Saved entries —
= = =

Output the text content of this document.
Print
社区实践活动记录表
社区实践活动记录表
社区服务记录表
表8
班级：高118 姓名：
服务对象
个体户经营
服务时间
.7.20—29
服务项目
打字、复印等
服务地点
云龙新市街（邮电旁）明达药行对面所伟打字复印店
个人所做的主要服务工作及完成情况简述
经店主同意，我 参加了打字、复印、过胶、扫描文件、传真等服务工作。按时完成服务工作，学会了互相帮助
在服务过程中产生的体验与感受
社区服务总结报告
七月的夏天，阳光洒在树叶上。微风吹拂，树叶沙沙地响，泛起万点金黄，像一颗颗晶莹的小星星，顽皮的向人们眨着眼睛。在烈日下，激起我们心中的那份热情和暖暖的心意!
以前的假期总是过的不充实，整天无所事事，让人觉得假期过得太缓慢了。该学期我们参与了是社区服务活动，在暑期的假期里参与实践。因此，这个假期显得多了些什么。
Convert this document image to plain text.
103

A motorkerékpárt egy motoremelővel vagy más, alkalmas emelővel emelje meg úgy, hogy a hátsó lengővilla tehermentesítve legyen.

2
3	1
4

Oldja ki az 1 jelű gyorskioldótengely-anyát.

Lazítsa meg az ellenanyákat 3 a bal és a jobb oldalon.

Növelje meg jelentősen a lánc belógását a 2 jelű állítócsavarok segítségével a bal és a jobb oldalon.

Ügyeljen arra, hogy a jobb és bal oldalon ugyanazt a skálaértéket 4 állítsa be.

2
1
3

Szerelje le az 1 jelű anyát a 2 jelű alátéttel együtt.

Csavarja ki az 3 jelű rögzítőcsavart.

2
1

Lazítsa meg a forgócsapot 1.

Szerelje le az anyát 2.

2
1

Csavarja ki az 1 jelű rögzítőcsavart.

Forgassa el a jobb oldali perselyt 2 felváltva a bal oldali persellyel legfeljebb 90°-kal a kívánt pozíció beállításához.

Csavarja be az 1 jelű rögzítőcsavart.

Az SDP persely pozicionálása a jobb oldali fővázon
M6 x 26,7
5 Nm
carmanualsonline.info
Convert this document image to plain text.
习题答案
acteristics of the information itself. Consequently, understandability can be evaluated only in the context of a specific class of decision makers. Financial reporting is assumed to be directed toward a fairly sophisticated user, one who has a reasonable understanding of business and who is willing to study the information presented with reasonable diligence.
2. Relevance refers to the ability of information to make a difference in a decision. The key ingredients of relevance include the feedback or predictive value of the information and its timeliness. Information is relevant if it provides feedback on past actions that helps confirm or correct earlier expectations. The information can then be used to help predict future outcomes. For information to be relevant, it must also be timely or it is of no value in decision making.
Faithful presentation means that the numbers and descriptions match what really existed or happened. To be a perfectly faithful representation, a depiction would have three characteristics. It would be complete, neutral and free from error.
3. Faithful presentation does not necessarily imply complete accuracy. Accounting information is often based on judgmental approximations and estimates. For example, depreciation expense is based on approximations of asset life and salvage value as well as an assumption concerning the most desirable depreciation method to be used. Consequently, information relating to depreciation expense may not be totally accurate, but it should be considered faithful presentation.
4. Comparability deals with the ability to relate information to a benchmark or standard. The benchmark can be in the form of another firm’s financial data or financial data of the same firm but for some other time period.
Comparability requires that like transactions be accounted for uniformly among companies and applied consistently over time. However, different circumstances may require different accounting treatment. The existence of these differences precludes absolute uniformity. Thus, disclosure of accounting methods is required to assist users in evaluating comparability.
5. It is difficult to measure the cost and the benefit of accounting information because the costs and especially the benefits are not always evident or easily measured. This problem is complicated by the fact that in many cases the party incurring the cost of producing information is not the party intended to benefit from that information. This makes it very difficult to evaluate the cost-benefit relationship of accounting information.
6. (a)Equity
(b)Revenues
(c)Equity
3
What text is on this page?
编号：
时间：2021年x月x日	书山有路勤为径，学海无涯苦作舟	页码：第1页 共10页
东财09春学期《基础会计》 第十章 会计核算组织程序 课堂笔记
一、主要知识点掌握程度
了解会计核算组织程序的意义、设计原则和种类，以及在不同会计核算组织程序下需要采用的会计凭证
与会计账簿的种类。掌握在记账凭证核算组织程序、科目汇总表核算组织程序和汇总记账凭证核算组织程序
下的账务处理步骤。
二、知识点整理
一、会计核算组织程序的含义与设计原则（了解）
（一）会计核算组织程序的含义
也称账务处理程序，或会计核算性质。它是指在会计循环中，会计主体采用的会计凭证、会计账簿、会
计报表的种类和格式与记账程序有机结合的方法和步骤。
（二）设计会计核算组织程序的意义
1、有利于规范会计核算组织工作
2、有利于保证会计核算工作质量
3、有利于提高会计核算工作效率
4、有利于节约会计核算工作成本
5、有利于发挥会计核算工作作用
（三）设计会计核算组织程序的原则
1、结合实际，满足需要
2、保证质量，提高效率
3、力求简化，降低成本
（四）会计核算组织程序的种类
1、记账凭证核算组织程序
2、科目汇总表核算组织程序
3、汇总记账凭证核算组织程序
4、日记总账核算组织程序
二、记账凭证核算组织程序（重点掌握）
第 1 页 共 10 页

= = =

Work to do —
Copy out every line where the word "oldali" occurs.

Answer to this problem —
Forgassa el a jobb oldali perselyt 2 felváltva a bal oldali persellyel legfeljebb 90°-kal a kívánt pozíció beállításához.
Az SDP persely pozicionálása a jobb oldali fővázon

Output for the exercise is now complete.